→ **Directions for this task**: Leave out the pictures and copy everything else in the entries exactly.

→ **Information supplied**:
• • • •
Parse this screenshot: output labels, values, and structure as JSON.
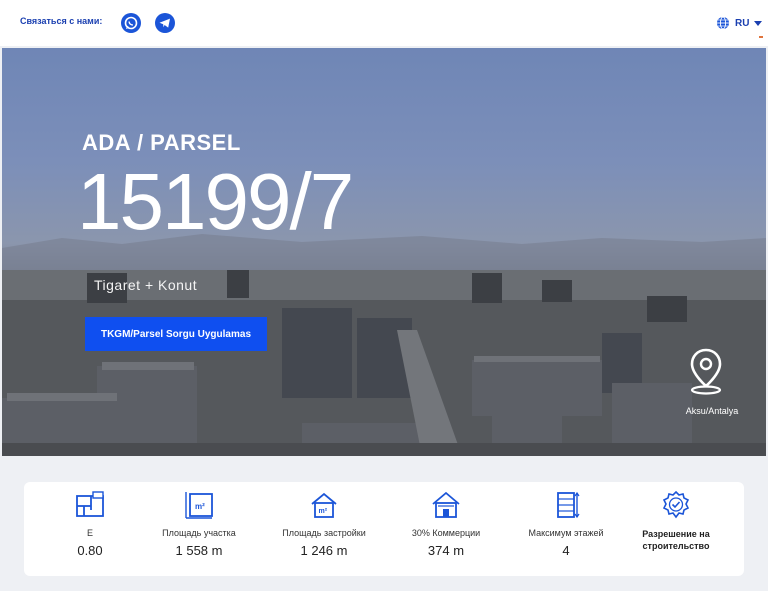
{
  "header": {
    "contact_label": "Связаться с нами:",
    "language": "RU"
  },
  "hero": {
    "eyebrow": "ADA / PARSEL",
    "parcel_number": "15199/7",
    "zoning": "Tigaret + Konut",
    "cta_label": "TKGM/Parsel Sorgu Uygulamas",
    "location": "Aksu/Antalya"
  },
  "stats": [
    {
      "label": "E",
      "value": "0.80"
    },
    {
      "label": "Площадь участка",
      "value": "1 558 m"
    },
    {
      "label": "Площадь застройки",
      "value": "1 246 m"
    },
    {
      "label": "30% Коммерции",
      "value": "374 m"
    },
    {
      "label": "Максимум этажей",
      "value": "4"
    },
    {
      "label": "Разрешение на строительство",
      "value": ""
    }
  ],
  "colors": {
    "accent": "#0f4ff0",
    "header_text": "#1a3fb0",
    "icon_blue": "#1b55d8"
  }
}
• • • •
→ **Task result**:
Parse this screenshot: output labels, values, and structure as JSON.
{
  "header": {
    "contact_label": "Связаться с нами:",
    "language": "RU"
  },
  "hero": {
    "eyebrow": "ADA / PARSEL",
    "parcel_number": "15199/7",
    "zoning": "Tigaret + Konut",
    "cta_label": "TKGM/Parsel Sorgu Uygulamas",
    "location": "Aksu/Antalya"
  },
  "stats": [
    {
      "label": "E",
      "value": "0.80"
    },
    {
      "label": "Площадь участка",
      "value": "1 558 m"
    },
    {
      "label": "Площадь застройки",
      "value": "1 246 m"
    },
    {
      "label": "30% Коммерции",
      "value": "374 m"
    },
    {
      "label": "Максимум этажей",
      "value": "4"
    },
    {
      "label": "Разрешение на строительство",
      "value": ""
    }
  ],
  "colors": {
    "accent": "#0f4ff0",
    "header_text": "#1a3fb0",
    "icon_blue": "#1b55d8"
  }
}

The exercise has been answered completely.